The request:
Set the listing down unchanged, minus every embedded image.
============
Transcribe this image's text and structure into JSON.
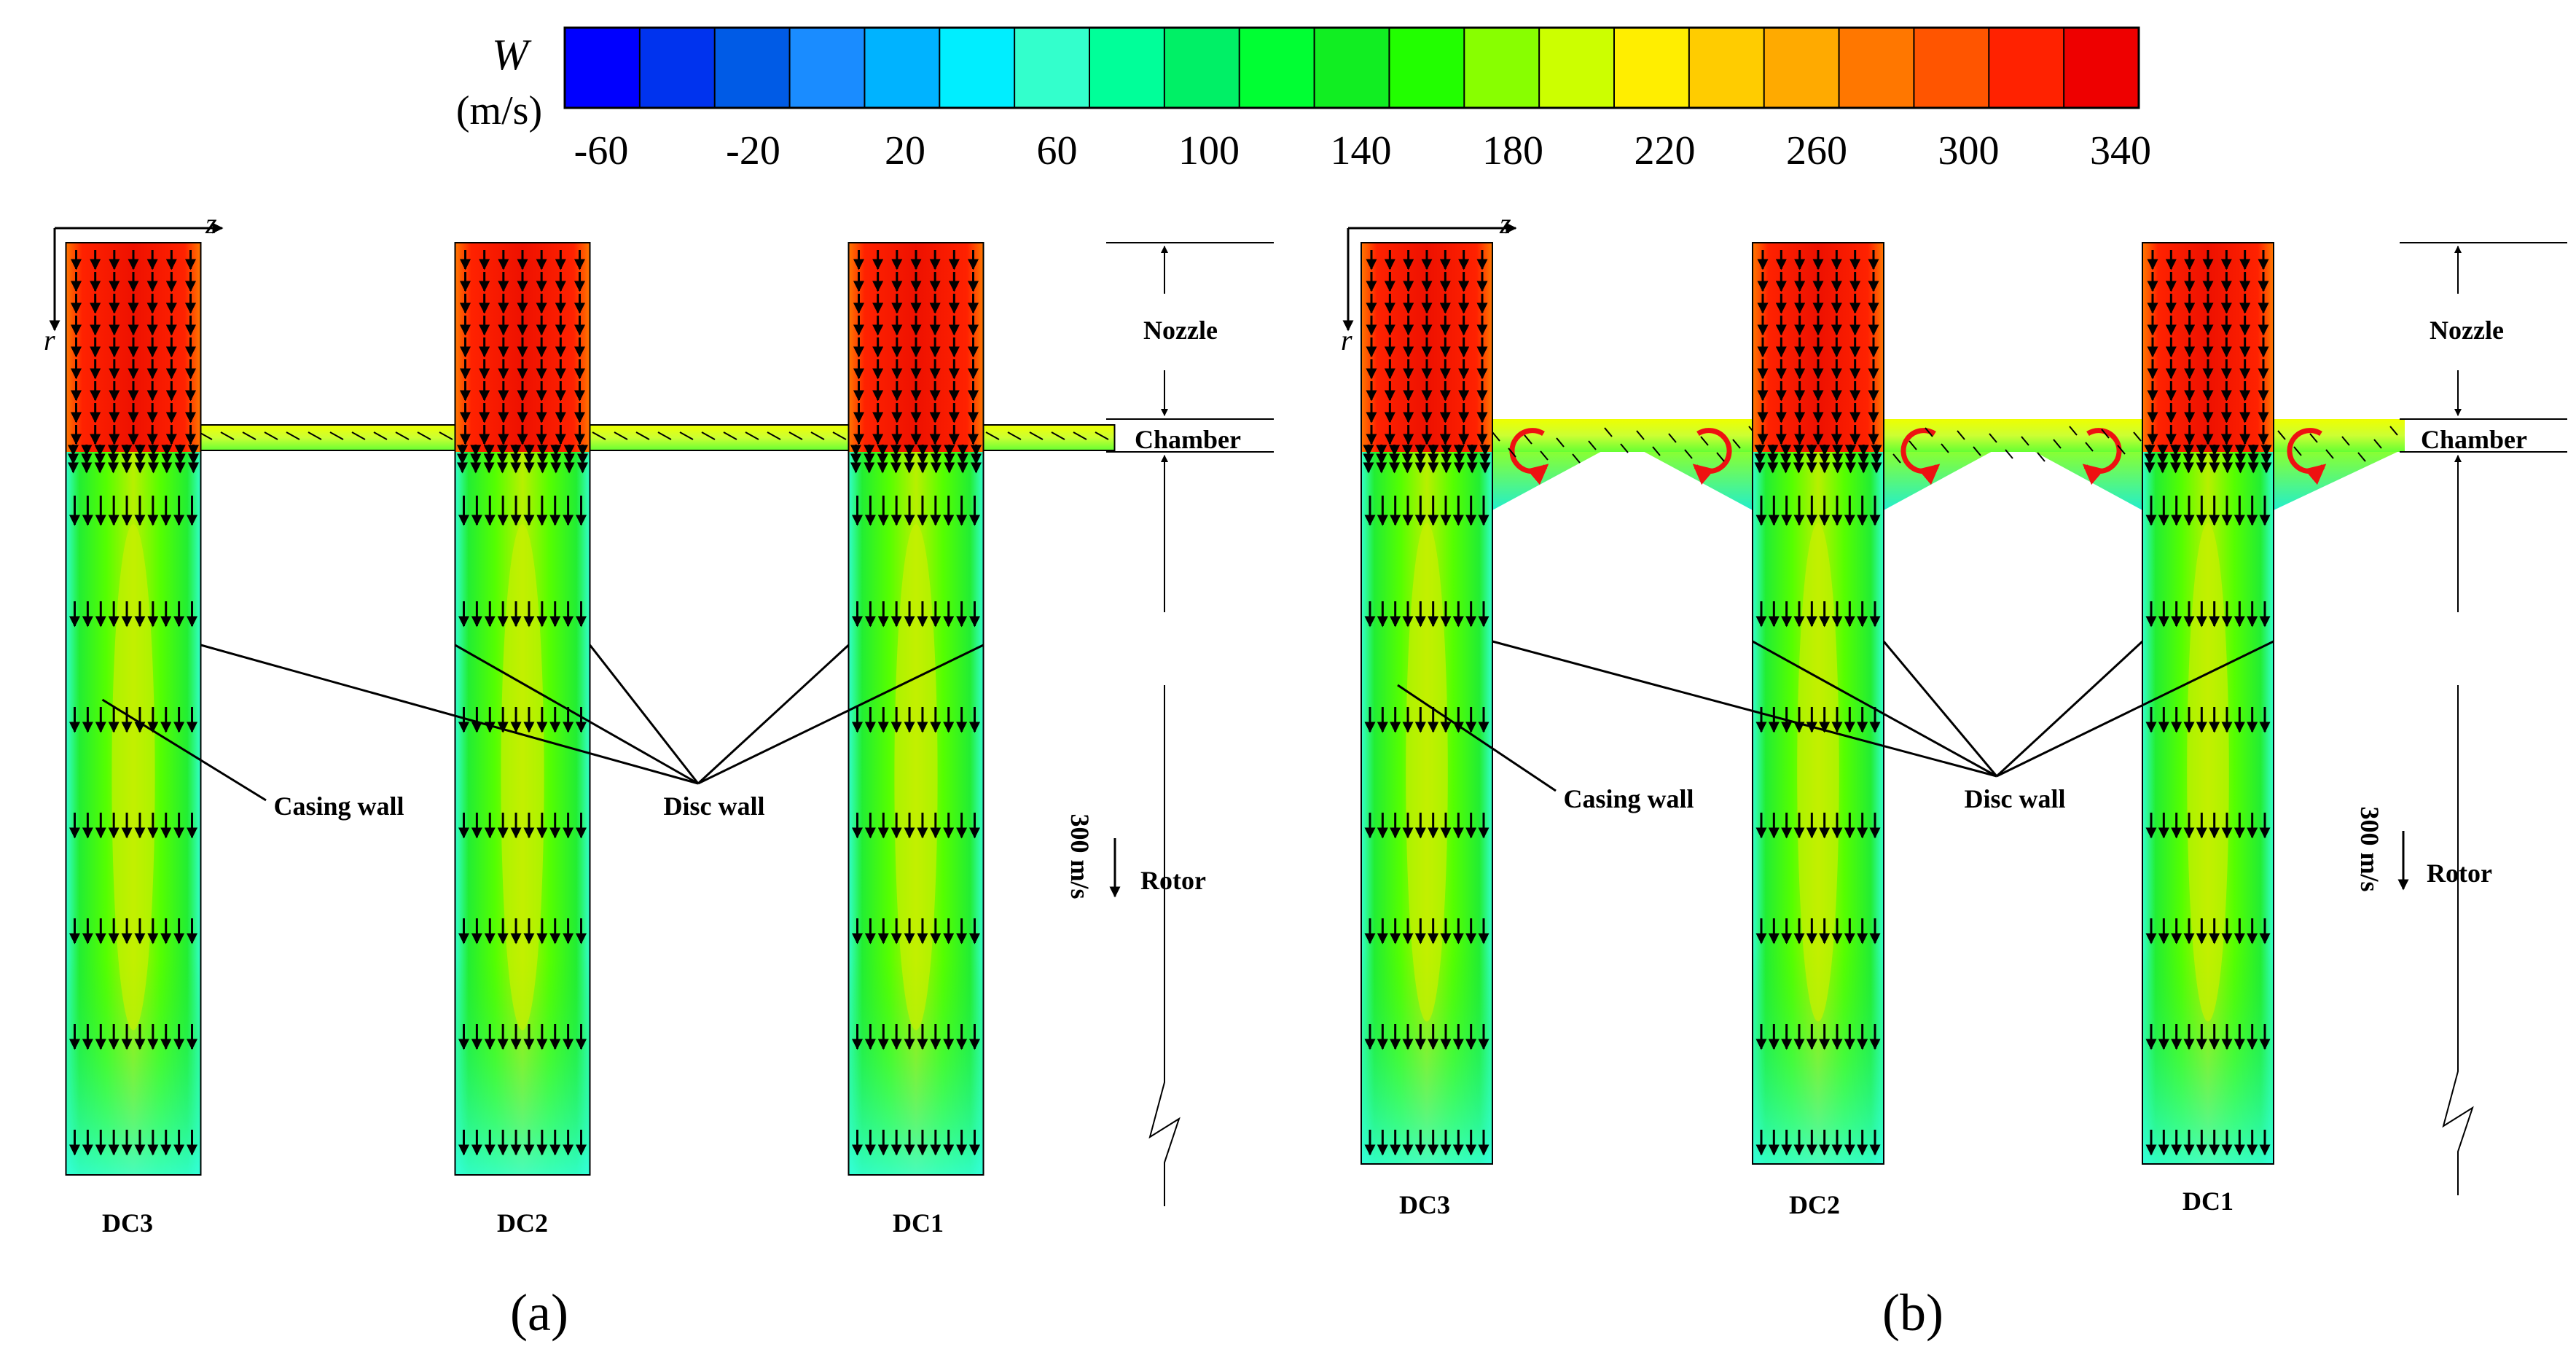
{
  "legend": {
    "symbol": "W",
    "unit": "(m/s)",
    "ticks": [
      "-60",
      "-20",
      "20",
      "60",
      "100",
      "140",
      "180",
      "220",
      "260",
      "300",
      "340"
    ],
    "colors": [
      "#0000ff",
      "#0033ee",
      "#005be6",
      "#1a8cff",
      "#00b3ff",
      "#00eeff",
      "#33ffcc",
      "#00ff99",
      "#00f066",
      "#00ff33",
      "#11ee22",
      "#22ff00",
      "#88ff00",
      "#ccff00",
      "#ffee00",
      "#ffcc00",
      "#ffaa00",
      "#ff7700",
      "#ff5500",
      "#ff2200",
      "#ee0000"
    ]
  },
  "axes": {
    "z": "z",
    "r": "r"
  },
  "panels": [
    {
      "id": "a",
      "caption": "(a)",
      "discs": [
        "DC3",
        "DC2",
        "DC1"
      ],
      "labels": {
        "casing": "Casing wall",
        "disc": "Disc wall"
      },
      "scale": {
        "nozzle": "Nozzle",
        "chamber": "Chamber",
        "rotor": "Rotor",
        "vector": "300 m/s"
      }
    },
    {
      "id": "b",
      "caption": "(b)",
      "discs": [
        "DC3",
        "DC2",
        "DC1"
      ],
      "labels": {
        "casing": "Casing wall",
        "disc": "Disc wall"
      },
      "scale": {
        "nozzle": "Nozzle",
        "chamber": "Chamber",
        "rotor": "Rotor",
        "vector": "300 m/s"
      }
    }
  ],
  "colors": {
    "nozzle_red": "#ee2200",
    "chamber_yellow": "#ccff33",
    "rotor_green": "#22ee22",
    "rotor_core": "#b8f000",
    "rotor_edge": "#33ffdd",
    "vortex": "#ee1111",
    "arrow": "#000000"
  }
}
============
Written response:
Transcribe this image's text and structure into JSON.
{
  "legend": {
    "symbol": "W",
    "unit": "(m/s)",
    "ticks": [
      "-60",
      "-20",
      "20",
      "60",
      "100",
      "140",
      "180",
      "220",
      "260",
      "300",
      "340"
    ],
    "colors": [
      "#0000ff",
      "#0033ee",
      "#005be6",
      "#1a8cff",
      "#00b3ff",
      "#00eeff",
      "#33ffcc",
      "#00ff99",
      "#00f066",
      "#00ff33",
      "#11ee22",
      "#22ff00",
      "#88ff00",
      "#ccff00",
      "#ffee00",
      "#ffcc00",
      "#ffaa00",
      "#ff7700",
      "#ff5500",
      "#ff2200",
      "#ee0000"
    ]
  },
  "axes": {
    "z": "z",
    "r": "r"
  },
  "panels": [
    {
      "id": "a",
      "caption": "(a)",
      "discs": [
        "DC3",
        "DC2",
        "DC1"
      ],
      "labels": {
        "casing": "Casing wall",
        "disc": "Disc wall"
      },
      "scale": {
        "nozzle": "Nozzle",
        "chamber": "Chamber",
        "rotor": "Rotor",
        "vector": "300 m/s"
      }
    },
    {
      "id": "b",
      "caption": "(b)",
      "discs": [
        "DC3",
        "DC2",
        "DC1"
      ],
      "labels": {
        "casing": "Casing wall",
        "disc": "Disc wall"
      },
      "scale": {
        "nozzle": "Nozzle",
        "chamber": "Chamber",
        "rotor": "Rotor",
        "vector": "300 m/s"
      }
    }
  ],
  "colors": {
    "nozzle_red": "#ee2200",
    "chamber_yellow": "#ccff33",
    "rotor_green": "#22ee22",
    "rotor_core": "#b8f000",
    "rotor_edge": "#33ffdd",
    "vortex": "#ee1111",
    "arrow": "#000000"
  }
}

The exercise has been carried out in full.